Region annotation records
■ ■ ■ ■ ■ ■ ■

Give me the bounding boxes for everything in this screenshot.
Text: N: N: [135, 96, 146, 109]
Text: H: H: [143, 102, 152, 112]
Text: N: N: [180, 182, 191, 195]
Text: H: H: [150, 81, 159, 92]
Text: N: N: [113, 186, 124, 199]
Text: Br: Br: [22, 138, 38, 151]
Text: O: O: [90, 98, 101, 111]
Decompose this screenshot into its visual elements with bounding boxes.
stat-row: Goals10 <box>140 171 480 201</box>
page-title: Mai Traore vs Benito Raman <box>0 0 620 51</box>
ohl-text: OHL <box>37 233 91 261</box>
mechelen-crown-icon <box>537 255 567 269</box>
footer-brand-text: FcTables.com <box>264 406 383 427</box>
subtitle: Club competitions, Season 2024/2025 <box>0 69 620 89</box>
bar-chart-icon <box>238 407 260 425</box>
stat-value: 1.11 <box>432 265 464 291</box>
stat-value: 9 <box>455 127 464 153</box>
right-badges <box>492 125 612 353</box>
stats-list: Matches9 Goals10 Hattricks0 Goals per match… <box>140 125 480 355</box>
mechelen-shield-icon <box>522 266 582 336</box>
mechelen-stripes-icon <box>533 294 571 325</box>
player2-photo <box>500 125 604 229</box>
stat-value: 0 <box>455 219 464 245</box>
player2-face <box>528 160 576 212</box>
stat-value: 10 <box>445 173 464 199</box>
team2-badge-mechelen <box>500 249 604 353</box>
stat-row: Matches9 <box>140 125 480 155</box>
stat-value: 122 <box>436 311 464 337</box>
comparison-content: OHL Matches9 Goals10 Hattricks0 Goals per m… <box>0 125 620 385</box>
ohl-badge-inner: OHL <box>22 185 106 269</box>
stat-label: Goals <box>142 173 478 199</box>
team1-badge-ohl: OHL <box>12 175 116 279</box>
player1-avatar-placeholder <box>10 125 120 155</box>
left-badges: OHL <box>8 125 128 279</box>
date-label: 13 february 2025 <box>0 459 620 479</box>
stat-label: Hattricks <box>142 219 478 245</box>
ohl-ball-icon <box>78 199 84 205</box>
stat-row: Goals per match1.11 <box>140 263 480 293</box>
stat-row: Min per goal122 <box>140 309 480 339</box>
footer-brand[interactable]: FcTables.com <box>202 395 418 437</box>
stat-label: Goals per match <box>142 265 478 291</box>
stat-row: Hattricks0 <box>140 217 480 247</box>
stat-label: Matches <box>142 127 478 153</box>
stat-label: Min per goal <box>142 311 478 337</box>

■ ■ ■ ■ ■ ■ ■

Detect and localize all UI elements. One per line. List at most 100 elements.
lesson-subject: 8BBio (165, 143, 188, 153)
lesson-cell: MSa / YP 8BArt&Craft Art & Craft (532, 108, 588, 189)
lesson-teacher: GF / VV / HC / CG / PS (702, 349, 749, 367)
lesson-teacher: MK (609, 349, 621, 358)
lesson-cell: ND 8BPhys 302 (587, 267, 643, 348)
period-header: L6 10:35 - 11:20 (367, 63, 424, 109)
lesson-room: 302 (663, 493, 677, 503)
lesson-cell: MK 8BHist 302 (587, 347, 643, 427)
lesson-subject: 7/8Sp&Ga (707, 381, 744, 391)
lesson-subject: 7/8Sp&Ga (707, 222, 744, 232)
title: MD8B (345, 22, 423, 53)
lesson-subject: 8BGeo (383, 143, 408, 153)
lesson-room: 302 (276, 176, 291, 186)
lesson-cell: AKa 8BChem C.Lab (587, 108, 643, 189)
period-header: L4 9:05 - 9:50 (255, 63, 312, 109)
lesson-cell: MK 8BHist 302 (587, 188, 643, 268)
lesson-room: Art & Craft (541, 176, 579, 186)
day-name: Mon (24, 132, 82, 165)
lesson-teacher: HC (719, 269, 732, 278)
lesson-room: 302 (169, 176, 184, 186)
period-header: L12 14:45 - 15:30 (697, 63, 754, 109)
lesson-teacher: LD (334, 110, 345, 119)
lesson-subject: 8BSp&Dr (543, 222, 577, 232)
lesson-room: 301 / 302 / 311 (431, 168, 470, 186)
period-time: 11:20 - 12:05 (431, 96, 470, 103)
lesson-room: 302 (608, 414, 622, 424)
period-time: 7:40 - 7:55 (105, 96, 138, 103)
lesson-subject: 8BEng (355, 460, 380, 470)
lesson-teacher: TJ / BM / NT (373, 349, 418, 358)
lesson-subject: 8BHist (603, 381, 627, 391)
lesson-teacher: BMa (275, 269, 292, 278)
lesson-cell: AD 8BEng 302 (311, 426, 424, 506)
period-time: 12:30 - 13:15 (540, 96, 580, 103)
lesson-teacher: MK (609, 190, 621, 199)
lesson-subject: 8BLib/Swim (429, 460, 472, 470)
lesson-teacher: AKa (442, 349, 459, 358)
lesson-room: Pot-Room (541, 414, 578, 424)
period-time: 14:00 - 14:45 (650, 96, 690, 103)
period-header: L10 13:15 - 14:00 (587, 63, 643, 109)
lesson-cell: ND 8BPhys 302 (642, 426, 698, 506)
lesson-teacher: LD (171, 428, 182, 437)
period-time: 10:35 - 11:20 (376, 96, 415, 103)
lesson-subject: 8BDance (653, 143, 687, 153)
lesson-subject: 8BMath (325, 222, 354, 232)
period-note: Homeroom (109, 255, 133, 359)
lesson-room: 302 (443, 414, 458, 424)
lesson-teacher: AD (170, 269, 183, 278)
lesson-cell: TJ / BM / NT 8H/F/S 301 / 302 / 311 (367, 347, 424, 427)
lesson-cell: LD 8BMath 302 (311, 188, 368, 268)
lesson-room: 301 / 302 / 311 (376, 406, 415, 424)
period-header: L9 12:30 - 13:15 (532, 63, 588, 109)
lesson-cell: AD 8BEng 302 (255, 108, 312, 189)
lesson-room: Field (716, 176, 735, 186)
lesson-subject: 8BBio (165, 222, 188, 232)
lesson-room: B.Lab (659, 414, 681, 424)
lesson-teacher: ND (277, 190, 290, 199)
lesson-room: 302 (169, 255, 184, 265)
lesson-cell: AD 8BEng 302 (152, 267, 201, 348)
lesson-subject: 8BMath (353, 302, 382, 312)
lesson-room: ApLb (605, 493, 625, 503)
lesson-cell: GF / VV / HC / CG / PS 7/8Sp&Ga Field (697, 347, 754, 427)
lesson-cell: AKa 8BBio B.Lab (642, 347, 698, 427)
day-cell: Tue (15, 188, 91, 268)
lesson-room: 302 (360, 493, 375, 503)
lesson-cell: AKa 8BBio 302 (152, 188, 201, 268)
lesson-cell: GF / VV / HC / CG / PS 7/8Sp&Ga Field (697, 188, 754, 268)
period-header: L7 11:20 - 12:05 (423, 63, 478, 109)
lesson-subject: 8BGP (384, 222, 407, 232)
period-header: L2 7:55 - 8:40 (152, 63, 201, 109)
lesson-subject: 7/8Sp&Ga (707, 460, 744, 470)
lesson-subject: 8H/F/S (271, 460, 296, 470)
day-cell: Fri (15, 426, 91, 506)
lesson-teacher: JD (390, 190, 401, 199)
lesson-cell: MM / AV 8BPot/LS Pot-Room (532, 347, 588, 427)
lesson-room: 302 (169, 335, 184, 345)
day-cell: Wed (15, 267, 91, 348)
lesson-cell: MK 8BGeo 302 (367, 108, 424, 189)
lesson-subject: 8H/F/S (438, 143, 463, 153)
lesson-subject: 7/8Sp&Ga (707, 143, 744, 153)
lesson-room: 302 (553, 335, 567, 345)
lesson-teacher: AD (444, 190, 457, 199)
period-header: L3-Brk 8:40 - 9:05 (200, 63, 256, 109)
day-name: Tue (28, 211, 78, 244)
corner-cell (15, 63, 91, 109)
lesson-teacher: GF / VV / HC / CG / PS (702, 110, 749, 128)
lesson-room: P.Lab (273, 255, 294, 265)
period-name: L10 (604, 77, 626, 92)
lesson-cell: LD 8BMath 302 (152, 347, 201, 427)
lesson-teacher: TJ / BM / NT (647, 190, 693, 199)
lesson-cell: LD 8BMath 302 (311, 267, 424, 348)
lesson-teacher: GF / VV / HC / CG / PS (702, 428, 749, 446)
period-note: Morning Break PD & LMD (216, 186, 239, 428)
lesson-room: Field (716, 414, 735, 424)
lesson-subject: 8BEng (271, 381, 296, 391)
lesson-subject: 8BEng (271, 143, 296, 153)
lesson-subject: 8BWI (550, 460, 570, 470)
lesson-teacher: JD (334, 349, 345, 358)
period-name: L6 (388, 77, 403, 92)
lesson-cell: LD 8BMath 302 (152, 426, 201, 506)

■ ■ ■ ■ ■ ■ ■

(Problem to work on) Print the rows in the stretch from the line containing "Detect and localize" through the line containing "period-header: L6 10:35", character for character and with nothing else.

(Output of the task)
Detect and localize all UI elements. One per line. List at most 100 elements.
lesson-subject: 8BBio (165, 143, 188, 153)
lesson-cell: MSa / YP 8BArt&Craft Art & Craft (532, 108, 588, 189)
lesson-teacher: GF / VV / HC / CG / PS (702, 349, 749, 367)
lesson-teacher: MK (609, 349, 621, 358)
lesson-cell: ND 8BPhys 302 (587, 267, 643, 348)
period-header: L6 10:35 - 11:20 (367, 63, 424, 109)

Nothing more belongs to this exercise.